(Problem to solve)
Copy the lines below word for word, from the first one down to and including the line that contains "candle bbox=[424, 247, 429, 270]".

(Supplied records)
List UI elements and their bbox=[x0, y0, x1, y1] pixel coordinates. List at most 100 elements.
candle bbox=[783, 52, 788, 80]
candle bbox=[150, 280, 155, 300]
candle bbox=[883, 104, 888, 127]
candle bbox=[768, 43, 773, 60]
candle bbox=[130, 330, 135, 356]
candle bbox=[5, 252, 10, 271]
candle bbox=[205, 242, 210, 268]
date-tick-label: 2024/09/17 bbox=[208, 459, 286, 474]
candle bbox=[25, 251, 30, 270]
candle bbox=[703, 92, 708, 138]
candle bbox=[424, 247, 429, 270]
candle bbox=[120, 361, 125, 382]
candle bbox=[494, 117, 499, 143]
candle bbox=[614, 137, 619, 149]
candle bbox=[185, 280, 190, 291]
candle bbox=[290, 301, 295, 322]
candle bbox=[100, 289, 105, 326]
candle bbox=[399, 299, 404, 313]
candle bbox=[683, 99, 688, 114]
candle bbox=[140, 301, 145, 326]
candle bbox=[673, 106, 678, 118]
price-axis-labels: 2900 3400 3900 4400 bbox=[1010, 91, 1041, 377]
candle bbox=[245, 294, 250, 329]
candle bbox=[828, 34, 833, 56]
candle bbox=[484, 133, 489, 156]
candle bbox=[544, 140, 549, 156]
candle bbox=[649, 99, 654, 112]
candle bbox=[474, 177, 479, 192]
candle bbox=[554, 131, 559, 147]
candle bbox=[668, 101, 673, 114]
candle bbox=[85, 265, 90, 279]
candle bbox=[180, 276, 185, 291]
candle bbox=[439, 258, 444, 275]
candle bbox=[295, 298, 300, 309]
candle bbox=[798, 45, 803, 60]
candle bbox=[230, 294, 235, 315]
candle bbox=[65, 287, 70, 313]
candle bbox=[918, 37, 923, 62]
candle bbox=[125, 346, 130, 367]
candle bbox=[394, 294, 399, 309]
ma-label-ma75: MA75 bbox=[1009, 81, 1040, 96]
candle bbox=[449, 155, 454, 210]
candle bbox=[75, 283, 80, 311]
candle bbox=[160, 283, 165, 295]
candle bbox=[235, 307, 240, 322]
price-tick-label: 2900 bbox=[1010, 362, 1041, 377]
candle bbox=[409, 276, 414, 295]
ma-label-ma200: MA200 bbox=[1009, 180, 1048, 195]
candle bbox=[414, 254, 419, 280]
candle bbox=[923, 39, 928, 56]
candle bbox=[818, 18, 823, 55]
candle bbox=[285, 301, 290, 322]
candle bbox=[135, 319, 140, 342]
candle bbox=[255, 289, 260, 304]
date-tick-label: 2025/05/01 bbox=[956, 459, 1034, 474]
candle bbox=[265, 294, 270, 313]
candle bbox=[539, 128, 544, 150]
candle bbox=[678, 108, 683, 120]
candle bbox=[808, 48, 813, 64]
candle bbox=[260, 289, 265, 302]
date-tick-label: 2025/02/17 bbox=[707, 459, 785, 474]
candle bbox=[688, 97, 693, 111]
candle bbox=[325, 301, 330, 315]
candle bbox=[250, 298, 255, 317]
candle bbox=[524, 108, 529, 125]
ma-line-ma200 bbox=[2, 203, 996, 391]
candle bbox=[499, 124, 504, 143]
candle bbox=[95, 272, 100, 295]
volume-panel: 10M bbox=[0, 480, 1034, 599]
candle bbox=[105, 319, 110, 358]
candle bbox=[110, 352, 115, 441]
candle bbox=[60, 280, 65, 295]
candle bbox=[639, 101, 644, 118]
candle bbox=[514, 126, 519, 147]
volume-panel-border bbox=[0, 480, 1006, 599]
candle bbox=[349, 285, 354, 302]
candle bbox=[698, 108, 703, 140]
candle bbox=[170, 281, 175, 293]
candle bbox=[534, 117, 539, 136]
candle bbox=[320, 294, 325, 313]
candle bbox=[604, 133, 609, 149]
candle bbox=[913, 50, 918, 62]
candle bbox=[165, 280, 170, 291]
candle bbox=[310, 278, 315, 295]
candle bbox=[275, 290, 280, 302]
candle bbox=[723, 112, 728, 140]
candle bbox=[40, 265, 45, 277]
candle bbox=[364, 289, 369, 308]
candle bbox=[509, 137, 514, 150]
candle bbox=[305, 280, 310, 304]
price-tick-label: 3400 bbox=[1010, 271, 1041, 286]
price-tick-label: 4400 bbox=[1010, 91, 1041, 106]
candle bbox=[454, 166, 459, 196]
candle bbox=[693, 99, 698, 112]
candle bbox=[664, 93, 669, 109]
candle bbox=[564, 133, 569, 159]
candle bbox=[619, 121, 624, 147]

(Response to the exercise)
List UI elements and their bbox=[x0, y0, x1, y1] pixel coordinates. List at most 100 elements.
candle bbox=[783, 52, 788, 80]
candle bbox=[150, 280, 155, 300]
candle bbox=[883, 104, 888, 127]
candle bbox=[768, 43, 773, 60]
candle bbox=[130, 330, 135, 356]
candle bbox=[5, 252, 10, 271]
candle bbox=[205, 242, 210, 268]
date-tick-label: 2024/09/17 bbox=[208, 459, 286, 474]
candle bbox=[25, 251, 30, 270]
candle bbox=[703, 92, 708, 138]
candle bbox=[424, 247, 429, 270]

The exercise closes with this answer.